— WHAT YOU WILL DO —
Extract the text of every entry below exactly; leave images out.

#### INPUT FOR THIS TASK ####

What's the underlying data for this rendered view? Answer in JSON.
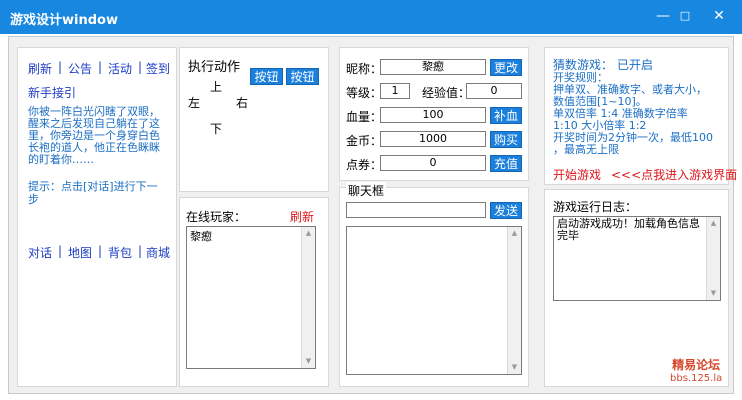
{
  "window": {
    "title": "游戏设计window",
    "min": "—",
    "max": "□",
    "close": "✕"
  },
  "left": {
    "nav": [
      "刷新",
      "公告",
      "活动",
      "签到"
    ],
    "guide_title": "新手接引",
    "story": [
      "你被一阵白光闪瞎了双眼，",
      "醒来之后发现自己躺在了这",
      "里，你旁边是一个身穿白色",
      "长袍的道人，他正在色眯眯",
      "的盯着你……"
    ],
    "hint": [
      "提示：点击[对话]进行下一",
      "步"
    ],
    "bottom_nav": [
      "对话",
      "地图",
      "背包",
      "商城"
    ],
    "sep": "|"
  },
  "action": {
    "title": "执行动作",
    "up": "上",
    "left": "左",
    "right": "右",
    "down": "下",
    "btn1": "按钮",
    "btn2": "按钮"
  },
  "online": {
    "title": "在线玩家：",
    "refresh": "刷新",
    "players": [
      "黎瘛"
    ]
  },
  "stats": {
    "nickname_label": "昵称：",
    "nickname": "黎瘛",
    "change_btn": "更改",
    "level_label": "等级：",
    "level": "1",
    "exp_label": "经验值：",
    "exp": "0",
    "hp_label": "血量：",
    "hp": "100",
    "heal_btn": "补血",
    "gold_label": "金币：",
    "gold": "1000",
    "buy_btn": "购买",
    "points_label": "点券：",
    "points": "0",
    "recharge_btn": "充值"
  },
  "chat": {
    "title": "聊天框",
    "send_btn": "发送",
    "input": ""
  },
  "game": {
    "status_label": "猜数游戏：",
    "status": "已开启",
    "rules": [
      "开奖规则：",
      "押单双、准确数字、或者大小，",
      "数值范围[1~10]。",
      "单双倍率 1:4 准确数字倍率",
      "1:10 大小倍率 1:2",
      "开奖时间为2分钟一次，最低100",
      "，最高无上限"
    ],
    "start_label": "开始游戏",
    "enter_label": "<<<点我进入游戏界面"
  },
  "log": {
    "title": "游戏运行日志：",
    "lines": [
      "启动游戏成功！加载角色信息",
      "完毕"
    ]
  },
  "watermark": {
    "line1": "精易论坛",
    "line2": "bbs.125.la"
  },
  "colors": {
    "titlebar": "#1787e0",
    "button": "#1b7fdc",
    "link": "#1c3cc4",
    "text_blue": "#1c6fc4",
    "red": "#e0151b"
  }
}
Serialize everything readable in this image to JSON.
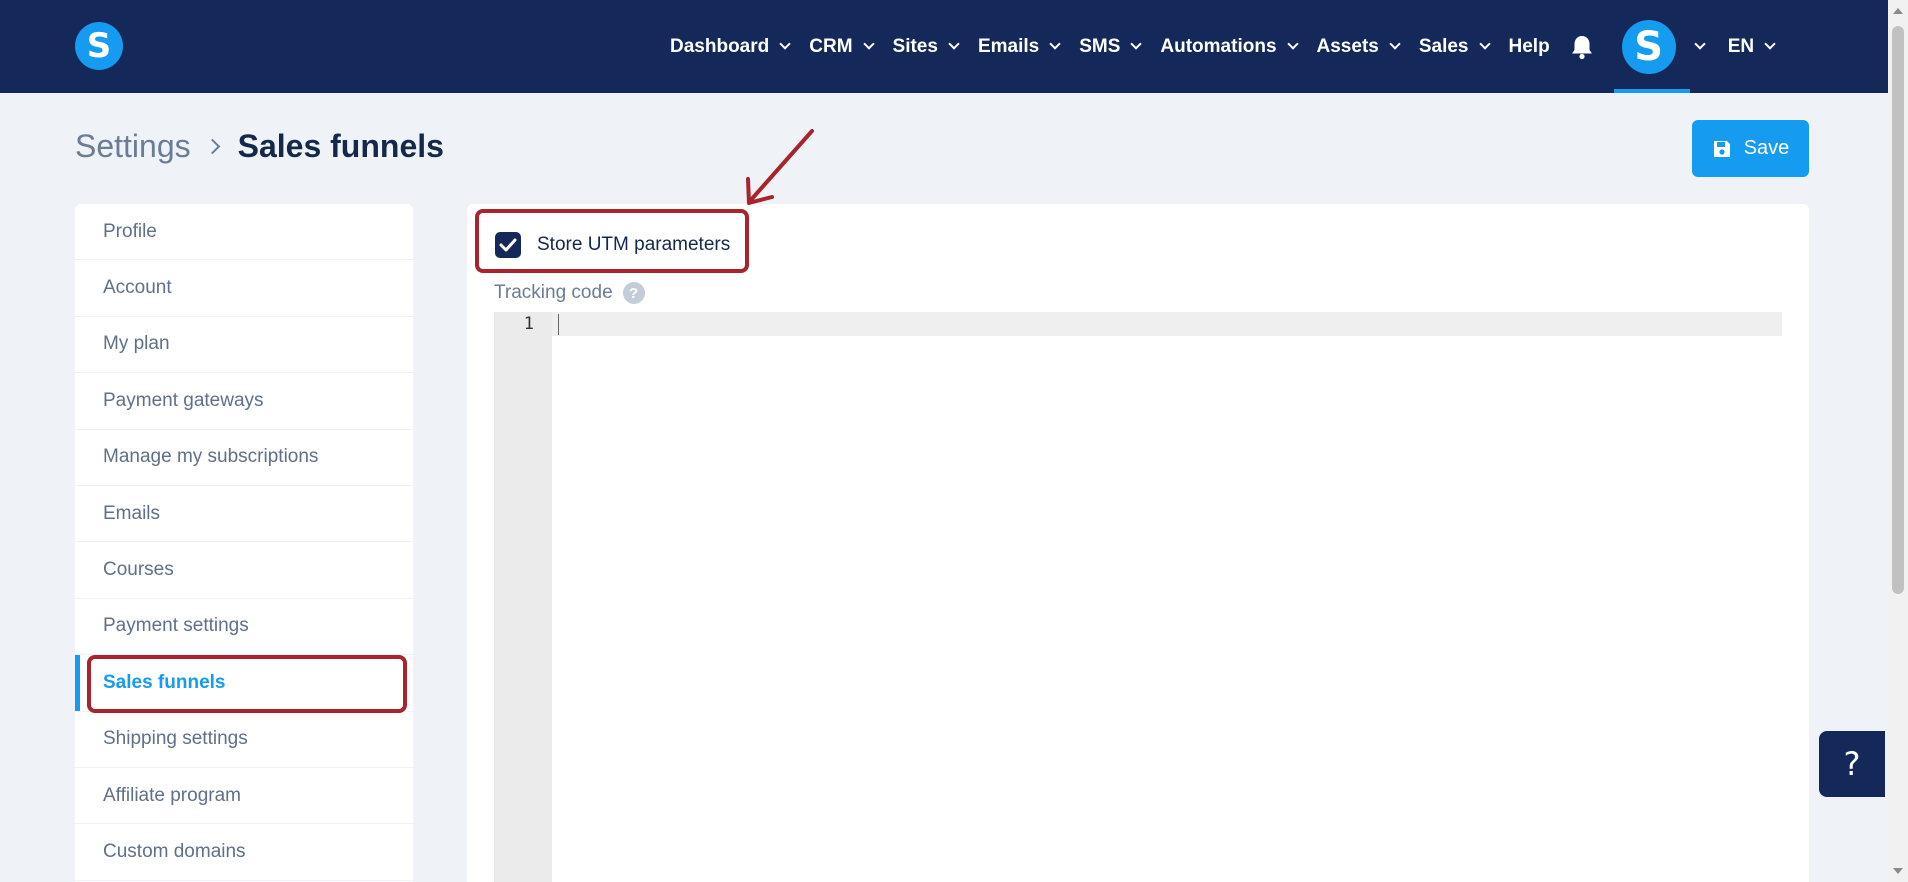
{
  "header": {
    "logo_letter": "S",
    "nav": [
      {
        "label": "Dashboard",
        "dropdown": true
      },
      {
        "label": "CRM",
        "dropdown": true
      },
      {
        "label": "Sites",
        "dropdown": true
      },
      {
        "label": "Emails",
        "dropdown": true
      },
      {
        "label": "SMS",
        "dropdown": true
      },
      {
        "label": "Automations",
        "dropdown": true
      },
      {
        "label": "Assets",
        "dropdown": true
      },
      {
        "label": "Sales",
        "dropdown": true
      },
      {
        "label": "Help",
        "dropdown": false
      }
    ],
    "notification_icon": "bell-icon",
    "avatar_letter": "S",
    "language": "EN"
  },
  "breadcrumb": {
    "parent": "Settings",
    "current": "Sales funnels"
  },
  "toolbar": {
    "save_label": "Save",
    "save_icon": "floppy-disk-icon"
  },
  "sidebar": {
    "items": [
      {
        "label": "Profile",
        "active": false
      },
      {
        "label": "Account",
        "active": false
      },
      {
        "label": "My plan",
        "active": false
      },
      {
        "label": "Payment gateways",
        "active": false
      },
      {
        "label": "Manage my subscriptions",
        "active": false
      },
      {
        "label": "Emails",
        "active": false
      },
      {
        "label": "Courses",
        "active": false
      },
      {
        "label": "Payment settings",
        "active": false
      },
      {
        "label": "Sales funnels",
        "active": true
      },
      {
        "label": "Shipping settings",
        "active": false
      },
      {
        "label": "Affiliate program",
        "active": false
      },
      {
        "label": "Custom domains",
        "active": false
      }
    ]
  },
  "main": {
    "store_utm": {
      "label": "Store UTM parameters",
      "checked": true
    },
    "tracking_code": {
      "label": "Tracking code",
      "help_glyph": "?",
      "line_number": "1",
      "value": ""
    }
  },
  "floating_help": {
    "glyph": "?"
  },
  "colors": {
    "nav_bg": "#14295a",
    "accent": "#159bf0",
    "highlight_border": "#a8232b",
    "page_bg": "#eff3f8"
  }
}
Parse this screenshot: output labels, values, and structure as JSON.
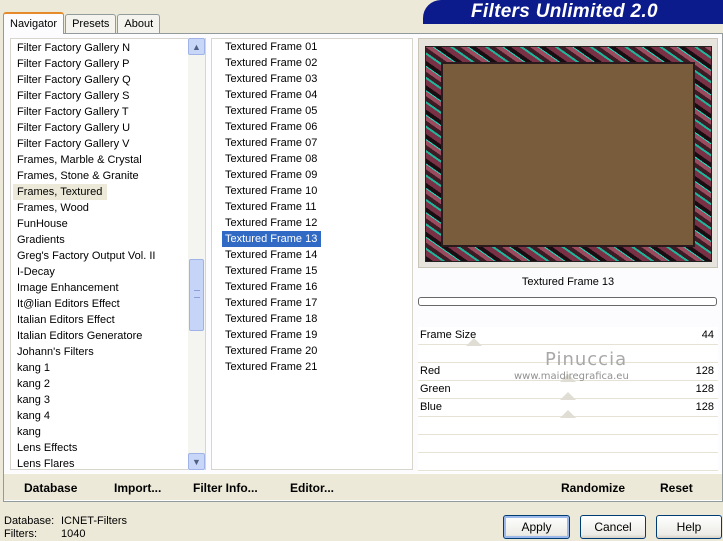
{
  "tabs": [
    {
      "label": "Navigator",
      "active": true
    },
    {
      "label": "Presets",
      "active": false
    },
    {
      "label": "About",
      "active": false
    }
  ],
  "app_title": "Filters Unlimited 2.0",
  "categories": [
    "Filter Factory Gallery N",
    "Filter Factory Gallery P",
    "Filter Factory Gallery Q",
    "Filter Factory Gallery S",
    "Filter Factory Gallery T",
    "Filter Factory Gallery U",
    "Filter Factory Gallery V",
    "Frames, Marble & Crystal",
    "Frames, Stone & Granite",
    "Frames, Textured",
    "Frames, Wood",
    "FunHouse",
    "Gradients",
    "Greg's Factory Output Vol. II",
    "I-Decay",
    "Image Enhancement",
    "It@lian Editors Effect",
    "Italian Editors Effect",
    "Italian Editors Generatore",
    "Johann's Filters",
    "kang 1",
    "kang 2",
    "kang 3",
    "kang 4",
    "kang",
    "Lens Effects",
    "Lens Flares"
  ],
  "selected_category": "Frames, Textured",
  "filters": [
    "Textured Frame 01",
    "Textured Frame 02",
    "Textured Frame 03",
    "Textured Frame 04",
    "Textured Frame 05",
    "Textured Frame 06",
    "Textured Frame 07",
    "Textured Frame 08",
    "Textured Frame 09",
    "Textured Frame 10",
    "Textured Frame 11",
    "Textured Frame 12",
    "Textured Frame 13",
    "Textured Frame 14",
    "Textured Frame 15",
    "Textured Frame 16",
    "Textured Frame 17",
    "Textured Frame 18",
    "Textured Frame 19",
    "Textured Frame 20",
    "Textured Frame 21"
  ],
  "selected_filter": "Textured Frame 13",
  "preview": {
    "filter_name": "Textured Frame 13",
    "inner_color": "#785c3c"
  },
  "params": [
    {
      "label": "Frame Size",
      "value": "44"
    },
    {
      "label": "Red",
      "value": "128"
    },
    {
      "label": "Green",
      "value": "128"
    },
    {
      "label": "Blue",
      "value": "128"
    }
  ],
  "watermark": {
    "name": "Pinuccia",
    "site": "www.maidiregrafica.eu"
  },
  "bottom_links": {
    "database": "Database",
    "import": "Import...",
    "filter_info": "Filter Info...",
    "editor": "Editor...",
    "randomize": "Randomize",
    "reset": "Reset"
  },
  "status": {
    "database_label": "Database:",
    "database_value": "ICNET-Filters",
    "filters_label": "Filters:",
    "filters_value": "1040"
  },
  "buttons": {
    "apply": "Apply",
    "cancel": "Cancel",
    "help": "Help"
  },
  "colors": {
    "title_bg": "#0c1b8c",
    "selection": "#316ac5",
    "tab_accent": "#e68b2c"
  }
}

####

— TASK OUTPUT —
What's the underlying data for this rendered view? Answer in JSON.
{
  "window": {
    "title": "游戏设计window",
    "min": "—",
    "max": "□",
    "close": "✕"
  },
  "left": {
    "nav": [
      "刷新",
      "公告",
      "活动",
      "签到"
    ],
    "guide_title": "新手接引",
    "story": [
      "你被一阵白光闪瞎了双眼，",
      "醒来之后发现自己躺在了这",
      "里，你旁边是一个身穿白色",
      "长袍的道人，他正在色眯眯",
      "的盯着你……"
    ],
    "hint": [
      "提示：点击[对话]进行下一",
      "步"
    ],
    "bottom_nav": [
      "对话",
      "地图",
      "背包",
      "商城"
    ],
    "sep": "|"
  },
  "action": {
    "title": "执行动作",
    "up": "上",
    "left": "左",
    "right": "右",
    "down": "下",
    "btn1": "按钮",
    "btn2": "按钮"
  },
  "online": {
    "title": "在线玩家：",
    "refresh": "刷新",
    "players": [
      "黎瘛"
    ]
  },
  "stats": {
    "nickname_label": "昵称：",
    "nickname": "黎瘛",
    "change_btn": "更改",
    "level_label": "等级：",
    "level": "1",
    "exp_label": "经验值：",
    "exp": "0",
    "hp_label": "血量：",
    "hp": "100",
    "heal_btn": "补血",
    "gold_label": "金币：",
    "gold": "1000",
    "buy_btn": "购买",
    "points_label": "点券：",
    "points": "0",
    "recharge_btn": "充值"
  },
  "chat": {
    "title": "聊天框",
    "send_btn": "发送",
    "input": ""
  },
  "game": {
    "status_label": "猜数游戏：",
    "status": "已开启",
    "rules": [
      "开奖规则：",
      "押单双、准确数字、或者大小，",
      "数值范围[1~10]。",
      "单双倍率 1:4 准确数字倍率",
      "1:10 大小倍率 1:2",
      "开奖时间为2分钟一次，最低100",
      "，最高无上限"
    ],
    "start_label": "开始游戏",
    "enter_label": "<<<点我进入游戏界面"
  },
  "log": {
    "title": "游戏运行日志：",
    "lines": [
      "启动游戏成功！加载角色信息",
      "完毕"
    ]
  },
  "watermark": {
    "line1": "精易论坛",
    "line2": "bbs.125.la"
  },
  "colors": {
    "titlebar": "#1787e0",
    "button": "#1b7fdc",
    "link": "#1c3cc4",
    "text_blue": "#1c6fc4",
    "red": "#e0151b"
  }
}
Serialize everything readable in this image to JSON.
{
  "header": {
    "logo_letter": "S",
    "nav": [
      {
        "label": "Dashboard",
        "dropdown": true
      },
      {
        "label": "CRM",
        "dropdown": true
      },
      {
        "label": "Sites",
        "dropdown": true
      },
      {
        "label": "Emails",
        "dropdown": true
      },
      {
        "label": "SMS",
        "dropdown": true
      },
      {
        "label": "Automations",
        "dropdown": true
      },
      {
        "label": "Assets",
        "dropdown": true
      },
      {
        "label": "Sales",
        "dropdown": true
      },
      {
        "label": "Help",
        "dropdown": false
      }
    ],
    "notification_icon": "bell-icon",
    "avatar_letter": "S",
    "language": "EN"
  },
  "breadcrumb": {
    "parent": "Settings",
    "current": "Sales funnels"
  },
  "toolbar": {
    "save_label": "Save",
    "save_icon": "floppy-disk-icon"
  },
  "sidebar": {
    "items": [
      {
        "label": "Profile",
        "active": false
      },
      {
        "label": "Account",
        "active": false
      },
      {
        "label": "My plan",
        "active": false
      },
      {
        "label": "Payment gateways",
        "active": false
      },
      {
        "label": "Manage my subscriptions",
        "active": false
      },
      {
        "label": "Emails",
        "active": false
      },
      {
        "label": "Courses",
        "active": false
      },
      {
        "label": "Payment settings",
        "active": false
      },
      {
        "label": "Sales funnels",
        "active": true
      },
      {
        "label": "Shipping settings",
        "active": false
      },
      {
        "label": "Affiliate program",
        "active": false
      },
      {
        "label": "Custom domains",
        "active": false
      }
    ]
  },
  "main": {
    "store_utm": {
      "label": "Store UTM parameters",
      "checked": true
    },
    "tracking_code": {
      "label": "Tracking code",
      "help_glyph": "?",
      "line_number": "1",
      "value": ""
    }
  },
  "floating_help": {
    "glyph": "?"
  },
  "colors": {
    "nav_bg": "#14295a",
    "accent": "#159bf0",
    "highlight_border": "#a8232b",
    "page_bg": "#eff3f8"
  }
}
Parse this screenshot: output labels, values, and structure as JSON.
{
  "tabs": [
    {
      "label": "Navigator",
      "active": true
    },
    {
      "label": "Presets",
      "active": false
    },
    {
      "label": "About",
      "active": false
    }
  ],
  "app_title": "Filters Unlimited 2.0",
  "categories": [
    "Filter Factory Gallery N",
    "Filter Factory Gallery P",
    "Filter Factory Gallery Q",
    "Filter Factory Gallery S",
    "Filter Factory Gallery T",
    "Filter Factory Gallery U",
    "Filter Factory Gallery V",
    "Frames, Marble & Crystal",
    "Frames, Stone & Granite",
    "Frames, Textured",
    "Frames, Wood",
    "FunHouse",
    "Gradients",
    "Greg's Factory Output Vol. II",
    "I-Decay",
    "Image Enhancement",
    "It@lian Editors Effect",
    "Italian Editors Effect",
    "Italian Editors Generatore",
    "Johann's Filters",
    "kang 1",
    "kang 2",
    "kang 3",
    "kang 4",
    "kang",
    "Lens Effects",
    "Lens Flares"
  ],
  "selected_category": "Frames, Textured",
  "filters": [
    "Textured Frame 01",
    "Textured Frame 02",
    "Textured Frame 03",
    "Textured Frame 04",
    "Textured Frame 05",
    "Textured Frame 06",
    "Textured Frame 07",
    "Textured Frame 08",
    "Textured Frame 09",
    "Textured Frame 10",
    "Textured Frame 11",
    "Textured Frame 12",
    "Textured Frame 13",
    "Textured Frame 14",
    "Textured Frame 15",
    "Textured Frame 16",
    "Textured Frame 17",
    "Textured Frame 18",
    "Textured Frame 19",
    "Textured Frame 20",
    "Textured Frame 21"
  ],
  "selected_filter": "Textured Frame 13",
  "preview": {
    "filter_name": "Textured Frame 13",
    "inner_color": "#785c3c"
  },
  "params": [
    {
      "label": "Frame Size",
      "value": "44"
    },
    {
      "label": "Red",
      "value": "128"
    },
    {
      "label": "Green",
      "value": "128"
    },
    {
      "label": "Blue",
      "value": "128"
    }
  ],
  "watermark": {
    "name": "Pinuccia",
    "site": "www.maidiregrafica.eu"
  },
  "bottom_links": {
    "database": "Database",
    "import": "Import...",
    "filter_info": "Filter Info...",
    "editor": "Editor...",
    "randomize": "Randomize",
    "reset": "Reset"
  },
  "status": {
    "database_label": "Database:",
    "database_value": "ICNET-Filters",
    "filters_label": "Filters:",
    "filters_value": "1040"
  },
  "buttons": {
    "apply": "Apply",
    "cancel": "Cancel",
    "help": "Help"
  },
  "colors": {
    "title_bg": "#0c1b8c",
    "selection": "#316ac5",
    "tab_accent": "#e68b2c"
  }
}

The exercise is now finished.